- WORK INSTRUCTIONS
1. From the article on the Apr. 9, 2026 crypto ETF inflows, output the passage starting with "Farside's Bitcoin ETF" and going on through "one-off price headline.".
2. In the article on the Apr. 9, 2026 crypto ETF inflows, why is the day framed as a demand-return event rather than a one-off price headline? Answer in one to three sentences.
3. Write the next part of the article on the Apr. 9, 2026 crypto ETF inflows, picking up after its final sentence.

- TEXT PASSAGE
┌──
Farside's Bitcoin ETF table for Apr. 9, 2026 showed $358.1 million in net inflows, while Farside's Ethereum ETF table for the same date showed $85.2 million. Using rounded-to-cent fund data, Bitcoin.com's breakdown put the session at $443.36 million combined.
IBIT's $269.3 million set the pace for Bitcoin funds, followed by FBTC's $53.3 million, BITB's $11.7 million, ARKB's $4.8 million, EZBC's $2.1 million, HODL's $2.0 million, and MSBT's $14.9 million. On the Ether side, the source set identifies BlackRock's ETHA as a key winner inside the $85.2 million category inflow.
Blockhead's confirmation of the Apr. 9 session said the move reversed two prior outflow sessions. That reversal, paired with $358.1 million of Bitcoin ETF demand and $85.2 million of Ether ETF demand, frames the day as a demand-return event rather than a one-off price headline.
Bitcoin traded near $72,225, up 1.55% over 24 hours, with roughly $39.99 billion in trading volume and a market cap near $1.45 trillion. Those figures showed active trading, but the cleaner signal of institutional conviction was still the return of ETF subscriptions.
The sharper divergence came from the Fear & Greed Index at 16, which still sat in Extreme Fear even as ETFs turned positive again. Putting $358.1 million of Bitcoin ETF inflows next to a 16-point sentiment reading suggests allocation committees were stepping back in before retail confidence fully reset.
The gap between Bitcoin near $72,225 and the Fear & Greed Index at 16 also helps explain why the rebound deserves more attention than a single green day in spot prices. It extends the market-structure story nftenex has already tracked in Spot Crypto Volumes Drop Nearly 20% in March, where weaker cash-market participation hinted that conviction had become uneven well before this ETF reversal.
The rebound happened inside the already approved U.S. spot crypto ETF framework, not alongside a new SEC decision. Morgan Stanley said MSBT launched on Apr. 8, 2026 with a 0.14% sponsor fee, and the new fund contributed $14.9 million of the next day's Bitcoin inflows.
└──
- RAW DATA
┌──
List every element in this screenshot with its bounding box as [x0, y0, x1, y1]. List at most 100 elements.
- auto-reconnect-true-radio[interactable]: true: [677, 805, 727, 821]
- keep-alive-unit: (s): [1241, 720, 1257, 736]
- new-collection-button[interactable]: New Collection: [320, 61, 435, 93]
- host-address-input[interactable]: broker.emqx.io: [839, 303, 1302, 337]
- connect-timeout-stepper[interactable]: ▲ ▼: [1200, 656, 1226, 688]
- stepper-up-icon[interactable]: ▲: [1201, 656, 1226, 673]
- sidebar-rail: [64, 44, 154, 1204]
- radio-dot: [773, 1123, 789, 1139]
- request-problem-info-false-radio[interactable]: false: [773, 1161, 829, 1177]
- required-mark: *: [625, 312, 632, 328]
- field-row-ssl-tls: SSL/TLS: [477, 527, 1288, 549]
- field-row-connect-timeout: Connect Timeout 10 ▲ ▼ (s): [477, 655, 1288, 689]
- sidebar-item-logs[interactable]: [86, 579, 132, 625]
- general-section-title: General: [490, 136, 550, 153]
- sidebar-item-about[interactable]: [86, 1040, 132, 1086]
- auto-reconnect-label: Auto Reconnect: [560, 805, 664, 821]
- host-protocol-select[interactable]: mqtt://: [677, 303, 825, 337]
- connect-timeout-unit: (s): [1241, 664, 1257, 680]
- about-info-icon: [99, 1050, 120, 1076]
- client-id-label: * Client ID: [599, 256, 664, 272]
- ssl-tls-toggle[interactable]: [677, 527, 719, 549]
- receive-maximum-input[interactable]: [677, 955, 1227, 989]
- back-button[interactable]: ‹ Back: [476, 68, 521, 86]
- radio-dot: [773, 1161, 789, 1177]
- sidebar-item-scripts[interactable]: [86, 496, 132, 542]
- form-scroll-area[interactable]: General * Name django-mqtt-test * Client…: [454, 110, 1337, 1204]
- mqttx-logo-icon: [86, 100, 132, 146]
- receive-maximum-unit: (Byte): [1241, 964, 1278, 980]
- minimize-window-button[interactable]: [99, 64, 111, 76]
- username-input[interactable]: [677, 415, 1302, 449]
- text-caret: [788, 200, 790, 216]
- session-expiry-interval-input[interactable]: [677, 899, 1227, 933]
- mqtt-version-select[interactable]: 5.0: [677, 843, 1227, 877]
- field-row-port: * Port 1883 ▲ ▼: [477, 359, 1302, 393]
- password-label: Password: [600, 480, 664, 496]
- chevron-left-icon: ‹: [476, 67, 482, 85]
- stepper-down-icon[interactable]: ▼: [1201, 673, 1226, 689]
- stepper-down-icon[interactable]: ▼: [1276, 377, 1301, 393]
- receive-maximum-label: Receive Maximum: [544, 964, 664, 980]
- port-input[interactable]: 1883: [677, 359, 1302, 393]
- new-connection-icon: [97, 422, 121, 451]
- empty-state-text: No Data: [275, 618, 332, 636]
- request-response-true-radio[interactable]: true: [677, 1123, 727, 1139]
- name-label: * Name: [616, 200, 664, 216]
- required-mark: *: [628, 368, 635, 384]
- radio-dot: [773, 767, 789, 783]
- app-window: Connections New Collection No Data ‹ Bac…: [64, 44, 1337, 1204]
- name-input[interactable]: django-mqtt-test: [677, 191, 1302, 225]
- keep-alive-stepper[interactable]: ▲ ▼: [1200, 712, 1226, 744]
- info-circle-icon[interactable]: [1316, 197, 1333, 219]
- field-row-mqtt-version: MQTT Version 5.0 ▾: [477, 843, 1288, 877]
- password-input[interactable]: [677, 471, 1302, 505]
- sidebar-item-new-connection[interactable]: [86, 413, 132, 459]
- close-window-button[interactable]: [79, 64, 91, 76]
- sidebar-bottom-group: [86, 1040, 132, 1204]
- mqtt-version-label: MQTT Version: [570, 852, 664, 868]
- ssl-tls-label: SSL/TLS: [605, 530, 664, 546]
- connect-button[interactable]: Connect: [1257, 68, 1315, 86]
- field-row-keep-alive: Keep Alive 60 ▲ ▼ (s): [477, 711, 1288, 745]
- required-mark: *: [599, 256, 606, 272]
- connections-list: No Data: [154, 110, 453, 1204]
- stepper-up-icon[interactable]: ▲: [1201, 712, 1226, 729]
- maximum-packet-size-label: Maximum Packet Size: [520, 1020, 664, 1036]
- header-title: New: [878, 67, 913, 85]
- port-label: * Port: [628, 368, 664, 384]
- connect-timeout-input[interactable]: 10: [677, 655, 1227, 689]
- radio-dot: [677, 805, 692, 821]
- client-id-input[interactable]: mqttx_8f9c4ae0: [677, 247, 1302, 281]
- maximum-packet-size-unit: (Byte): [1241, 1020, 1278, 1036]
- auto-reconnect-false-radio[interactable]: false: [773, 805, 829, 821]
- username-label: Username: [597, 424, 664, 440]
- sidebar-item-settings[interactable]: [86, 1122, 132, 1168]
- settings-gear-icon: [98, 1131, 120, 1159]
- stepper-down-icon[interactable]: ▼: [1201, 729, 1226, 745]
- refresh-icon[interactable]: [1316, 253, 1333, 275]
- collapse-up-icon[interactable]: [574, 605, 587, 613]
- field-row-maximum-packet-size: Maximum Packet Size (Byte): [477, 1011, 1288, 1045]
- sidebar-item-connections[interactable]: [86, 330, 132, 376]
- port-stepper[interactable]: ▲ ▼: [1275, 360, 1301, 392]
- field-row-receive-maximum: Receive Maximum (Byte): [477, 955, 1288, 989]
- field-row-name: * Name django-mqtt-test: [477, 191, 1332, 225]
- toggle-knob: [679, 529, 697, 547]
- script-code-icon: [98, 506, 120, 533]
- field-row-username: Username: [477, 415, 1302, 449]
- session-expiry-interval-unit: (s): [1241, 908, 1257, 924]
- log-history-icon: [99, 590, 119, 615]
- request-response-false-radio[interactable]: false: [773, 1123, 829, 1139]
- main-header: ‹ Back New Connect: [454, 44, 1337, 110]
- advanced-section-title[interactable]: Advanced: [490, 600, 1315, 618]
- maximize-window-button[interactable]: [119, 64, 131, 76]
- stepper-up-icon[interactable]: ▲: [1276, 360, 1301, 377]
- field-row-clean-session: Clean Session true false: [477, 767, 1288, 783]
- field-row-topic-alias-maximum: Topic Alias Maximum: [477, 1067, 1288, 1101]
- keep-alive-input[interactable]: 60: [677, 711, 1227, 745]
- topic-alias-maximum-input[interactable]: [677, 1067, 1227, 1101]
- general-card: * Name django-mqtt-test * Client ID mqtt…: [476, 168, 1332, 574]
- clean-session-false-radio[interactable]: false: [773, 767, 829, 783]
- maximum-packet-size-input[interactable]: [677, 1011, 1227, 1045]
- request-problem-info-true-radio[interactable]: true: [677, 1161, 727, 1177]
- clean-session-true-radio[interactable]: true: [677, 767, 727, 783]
└──
- ANSWERS BY ITEM NUMBER
1.
Farside's Bitcoin ETF table for Apr. 9, 2026 showed $358.1 million in net inflows, while Farside's Ethereum ETF table for the same date showed $85.2 million. Using rounded-to-cent fund data, Bitcoin.com's breakdown put the session at $443.36 million combined.
IBIT's $269.3 million set the pace for Bitcoin funds, followed by FBTC's $53.3 million, BITB's $11.7 million, ARKB's $4.8 million, EZBC's $2.1 million, HODL's $2.0 million, and MSBT's $14.9 million. On the Ether side, the source set identifies BlackRock's ETHA as a key winner inside the $85.2 million category inflow.
Blockhead's confirmation of the Apr. 9 session said the move reversed two prior outflow sessions. That reversal, paired with $358.1 million of Bitcoin ETF demand and $85.2 million of Ether ETF demand, frames the day as a demand-return event rather than a one-off price headline.

2. Blockhead confirmed that the Apr. 9 session reversed two prior outflow sessions. That reversal came together with $358.1 million of Bitcoin ETF demand and $85.2 million of Ether ETF demand, so the day reads as demand returning.

3.
MSBT's $14.9 million was small next to IBIT's $269.3 million and FBTC's $53.3 million, but it still broadened the list of issuers pulling in fresh money on the same day. A bank-affiliated entrant adding measurable flow that quickly suggests ETF demand is spreading across the product shelf rather than concentrating only in the oldest funds.
That breadth matters for digital-asset infrastructure because $14.9 million of day-two flow from a fund launched on Apr. 8, 2026 deepens distribution, custody relationships, and fee competition without changing the regulatory framework. The same institutional buildout is relevant to nftenex readers following TRM Labs: Compliance Advances in Latam Despite Risks and StarkWare CPO: Quantum-Safe Bitcoin Transactions Without Consensus Changes, where compliance rails and protocol resilience both shape how digital ownership products reach a wider audience.
For NFT-native and wallet-first traders, the useful takeaway is not that risk appetite is fully back. It is that regulated Bitcoin and Ether products absorbed $358.1 million and $85.2 million in a single session while the Fear & Greed Index remained at 16, a combination that points to institutional demand returning faster than broad speculative enthusiasm.
Disclaimer: This article is for informational purposes only and does not constitute financial or investment advice. Cryptocurrency and digital asset markets carry significant risk. Always do your own research before making decisions.